• WHAT IS EXPECTED
Filter out everything except lines holding "Levels".

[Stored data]
----

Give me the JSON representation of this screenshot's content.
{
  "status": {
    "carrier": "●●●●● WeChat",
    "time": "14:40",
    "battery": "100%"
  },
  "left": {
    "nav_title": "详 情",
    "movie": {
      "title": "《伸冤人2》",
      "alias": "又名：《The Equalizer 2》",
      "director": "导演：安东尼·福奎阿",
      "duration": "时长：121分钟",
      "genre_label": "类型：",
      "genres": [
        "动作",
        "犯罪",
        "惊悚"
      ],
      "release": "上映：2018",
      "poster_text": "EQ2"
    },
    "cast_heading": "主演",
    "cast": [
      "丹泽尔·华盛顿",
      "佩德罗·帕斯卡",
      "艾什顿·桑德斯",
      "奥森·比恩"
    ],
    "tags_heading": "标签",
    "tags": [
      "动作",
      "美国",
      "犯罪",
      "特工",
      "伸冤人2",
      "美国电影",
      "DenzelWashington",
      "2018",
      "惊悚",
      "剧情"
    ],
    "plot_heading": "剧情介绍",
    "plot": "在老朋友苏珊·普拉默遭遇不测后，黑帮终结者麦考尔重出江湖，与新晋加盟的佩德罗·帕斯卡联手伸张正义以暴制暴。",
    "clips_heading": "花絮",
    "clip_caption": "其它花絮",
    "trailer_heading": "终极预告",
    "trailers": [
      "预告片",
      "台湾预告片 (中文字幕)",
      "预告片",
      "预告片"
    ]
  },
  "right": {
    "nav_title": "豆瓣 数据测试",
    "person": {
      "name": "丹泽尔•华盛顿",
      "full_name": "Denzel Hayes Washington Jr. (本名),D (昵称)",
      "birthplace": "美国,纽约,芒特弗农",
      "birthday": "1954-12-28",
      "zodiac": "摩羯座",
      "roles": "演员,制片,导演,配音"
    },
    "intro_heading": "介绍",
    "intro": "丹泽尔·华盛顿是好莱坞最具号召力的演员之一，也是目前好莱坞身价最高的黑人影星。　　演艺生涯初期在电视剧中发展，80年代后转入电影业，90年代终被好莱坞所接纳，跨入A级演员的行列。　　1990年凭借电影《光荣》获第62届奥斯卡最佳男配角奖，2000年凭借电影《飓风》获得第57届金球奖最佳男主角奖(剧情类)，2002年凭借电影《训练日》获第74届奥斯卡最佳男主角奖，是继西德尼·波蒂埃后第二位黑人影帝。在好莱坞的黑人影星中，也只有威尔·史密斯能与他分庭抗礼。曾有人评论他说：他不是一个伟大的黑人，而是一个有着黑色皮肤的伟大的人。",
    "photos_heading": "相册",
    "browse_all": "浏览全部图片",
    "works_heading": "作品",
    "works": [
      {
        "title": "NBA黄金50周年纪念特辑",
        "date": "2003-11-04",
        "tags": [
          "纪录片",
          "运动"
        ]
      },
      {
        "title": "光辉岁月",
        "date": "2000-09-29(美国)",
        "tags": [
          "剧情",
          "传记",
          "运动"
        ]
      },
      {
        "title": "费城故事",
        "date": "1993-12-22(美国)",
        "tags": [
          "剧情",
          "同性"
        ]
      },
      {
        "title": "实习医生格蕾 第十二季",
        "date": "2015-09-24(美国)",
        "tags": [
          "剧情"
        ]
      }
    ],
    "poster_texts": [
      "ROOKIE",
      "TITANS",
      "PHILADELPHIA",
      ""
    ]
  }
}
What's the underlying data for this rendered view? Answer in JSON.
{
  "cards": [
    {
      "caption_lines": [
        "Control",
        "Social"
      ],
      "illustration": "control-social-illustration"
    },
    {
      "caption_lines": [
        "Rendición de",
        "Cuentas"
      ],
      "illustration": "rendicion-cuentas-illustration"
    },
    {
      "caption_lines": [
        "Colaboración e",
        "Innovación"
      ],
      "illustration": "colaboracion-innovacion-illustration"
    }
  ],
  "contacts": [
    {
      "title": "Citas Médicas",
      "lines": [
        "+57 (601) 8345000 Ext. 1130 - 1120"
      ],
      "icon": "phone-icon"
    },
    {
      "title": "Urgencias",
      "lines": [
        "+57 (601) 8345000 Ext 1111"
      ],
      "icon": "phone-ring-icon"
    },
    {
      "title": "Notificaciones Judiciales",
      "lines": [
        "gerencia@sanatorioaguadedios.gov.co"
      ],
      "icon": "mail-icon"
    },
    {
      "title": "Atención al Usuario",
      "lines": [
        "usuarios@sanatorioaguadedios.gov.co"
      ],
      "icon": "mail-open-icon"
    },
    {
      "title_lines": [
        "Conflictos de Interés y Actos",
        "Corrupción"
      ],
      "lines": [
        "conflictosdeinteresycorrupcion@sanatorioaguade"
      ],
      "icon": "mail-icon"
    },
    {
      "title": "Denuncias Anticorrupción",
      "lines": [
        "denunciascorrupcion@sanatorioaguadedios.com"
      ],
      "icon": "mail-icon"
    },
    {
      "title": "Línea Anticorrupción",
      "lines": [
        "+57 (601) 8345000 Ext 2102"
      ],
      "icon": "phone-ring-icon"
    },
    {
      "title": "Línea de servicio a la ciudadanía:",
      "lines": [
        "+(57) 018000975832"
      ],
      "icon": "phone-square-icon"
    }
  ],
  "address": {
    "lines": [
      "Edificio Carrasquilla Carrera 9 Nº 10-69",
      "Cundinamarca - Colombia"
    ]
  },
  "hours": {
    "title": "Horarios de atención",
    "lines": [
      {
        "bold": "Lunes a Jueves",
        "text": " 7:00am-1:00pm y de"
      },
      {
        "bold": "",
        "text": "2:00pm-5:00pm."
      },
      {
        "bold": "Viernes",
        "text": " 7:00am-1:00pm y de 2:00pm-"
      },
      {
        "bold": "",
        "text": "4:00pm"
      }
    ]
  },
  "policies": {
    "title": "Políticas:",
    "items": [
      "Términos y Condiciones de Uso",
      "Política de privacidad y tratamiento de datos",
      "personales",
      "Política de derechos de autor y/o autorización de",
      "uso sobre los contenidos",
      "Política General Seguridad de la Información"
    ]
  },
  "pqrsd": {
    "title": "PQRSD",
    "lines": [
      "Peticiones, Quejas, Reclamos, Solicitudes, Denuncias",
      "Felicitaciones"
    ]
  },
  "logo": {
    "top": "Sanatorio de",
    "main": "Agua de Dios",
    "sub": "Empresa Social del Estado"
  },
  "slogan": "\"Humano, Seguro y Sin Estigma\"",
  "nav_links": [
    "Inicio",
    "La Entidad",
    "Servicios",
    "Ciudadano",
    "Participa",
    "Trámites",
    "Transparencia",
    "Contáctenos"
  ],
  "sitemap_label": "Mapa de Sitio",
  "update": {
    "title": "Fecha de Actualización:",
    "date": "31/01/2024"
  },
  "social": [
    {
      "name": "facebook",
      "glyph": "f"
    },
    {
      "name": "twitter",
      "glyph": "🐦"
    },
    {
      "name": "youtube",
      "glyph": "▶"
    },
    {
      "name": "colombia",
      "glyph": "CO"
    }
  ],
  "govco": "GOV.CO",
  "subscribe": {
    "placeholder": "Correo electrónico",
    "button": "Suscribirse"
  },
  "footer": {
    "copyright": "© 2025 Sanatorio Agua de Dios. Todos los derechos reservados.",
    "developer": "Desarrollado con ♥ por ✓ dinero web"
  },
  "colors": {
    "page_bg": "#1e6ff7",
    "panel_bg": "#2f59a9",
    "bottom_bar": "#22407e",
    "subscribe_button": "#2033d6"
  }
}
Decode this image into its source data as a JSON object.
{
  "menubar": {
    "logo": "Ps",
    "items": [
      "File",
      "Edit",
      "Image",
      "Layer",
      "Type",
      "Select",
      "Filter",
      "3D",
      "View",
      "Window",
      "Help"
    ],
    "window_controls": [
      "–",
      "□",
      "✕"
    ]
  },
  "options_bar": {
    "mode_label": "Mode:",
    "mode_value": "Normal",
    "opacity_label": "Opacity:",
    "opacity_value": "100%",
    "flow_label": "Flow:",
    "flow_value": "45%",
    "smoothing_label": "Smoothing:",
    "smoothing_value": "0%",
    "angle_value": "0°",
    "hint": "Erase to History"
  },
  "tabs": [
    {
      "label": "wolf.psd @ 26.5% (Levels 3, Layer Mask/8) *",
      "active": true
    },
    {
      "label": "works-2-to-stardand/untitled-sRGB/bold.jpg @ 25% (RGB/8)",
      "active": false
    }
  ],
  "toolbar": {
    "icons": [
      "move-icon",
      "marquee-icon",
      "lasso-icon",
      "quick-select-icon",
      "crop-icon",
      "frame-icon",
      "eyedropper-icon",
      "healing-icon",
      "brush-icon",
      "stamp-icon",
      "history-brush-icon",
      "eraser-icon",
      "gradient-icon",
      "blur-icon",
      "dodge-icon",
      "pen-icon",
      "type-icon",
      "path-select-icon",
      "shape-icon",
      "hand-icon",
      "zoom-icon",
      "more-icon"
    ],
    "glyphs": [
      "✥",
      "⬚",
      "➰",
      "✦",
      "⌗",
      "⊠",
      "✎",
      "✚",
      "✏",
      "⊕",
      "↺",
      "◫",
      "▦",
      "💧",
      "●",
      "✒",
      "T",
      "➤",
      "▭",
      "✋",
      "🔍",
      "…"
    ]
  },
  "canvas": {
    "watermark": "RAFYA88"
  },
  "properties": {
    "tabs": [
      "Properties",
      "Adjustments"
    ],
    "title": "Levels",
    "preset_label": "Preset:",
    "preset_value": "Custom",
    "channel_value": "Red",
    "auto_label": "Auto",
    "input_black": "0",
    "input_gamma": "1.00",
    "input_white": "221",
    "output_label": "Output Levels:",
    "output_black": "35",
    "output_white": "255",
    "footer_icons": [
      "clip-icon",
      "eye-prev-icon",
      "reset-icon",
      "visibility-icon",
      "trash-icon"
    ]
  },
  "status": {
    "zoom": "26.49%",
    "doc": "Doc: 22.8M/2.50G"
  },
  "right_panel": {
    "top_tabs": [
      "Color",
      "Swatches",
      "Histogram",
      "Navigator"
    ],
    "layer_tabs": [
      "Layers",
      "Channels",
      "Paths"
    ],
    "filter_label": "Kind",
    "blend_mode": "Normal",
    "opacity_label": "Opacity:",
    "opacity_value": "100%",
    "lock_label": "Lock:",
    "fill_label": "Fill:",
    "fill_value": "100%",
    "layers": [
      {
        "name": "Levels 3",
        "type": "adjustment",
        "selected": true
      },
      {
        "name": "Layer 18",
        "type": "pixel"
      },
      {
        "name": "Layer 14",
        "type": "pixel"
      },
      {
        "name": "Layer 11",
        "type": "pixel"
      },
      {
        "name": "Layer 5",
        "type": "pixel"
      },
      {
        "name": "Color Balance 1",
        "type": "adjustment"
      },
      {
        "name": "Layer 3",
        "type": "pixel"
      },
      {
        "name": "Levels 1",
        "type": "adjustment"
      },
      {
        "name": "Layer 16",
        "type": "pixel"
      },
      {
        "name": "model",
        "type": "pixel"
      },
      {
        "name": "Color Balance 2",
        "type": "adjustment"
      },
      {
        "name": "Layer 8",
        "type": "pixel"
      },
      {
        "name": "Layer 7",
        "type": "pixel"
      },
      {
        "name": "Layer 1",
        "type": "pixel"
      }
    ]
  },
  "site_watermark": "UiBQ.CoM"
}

----

• EXERCISE RESPONSE
      "label": "wolf.psd @ 26.5% (Levels 3, Layer Mask/8) *",
    "title": "Levels",
    "output_label": "Output Levels:",
        "name": "Levels 3",
        "name": "Levels 1",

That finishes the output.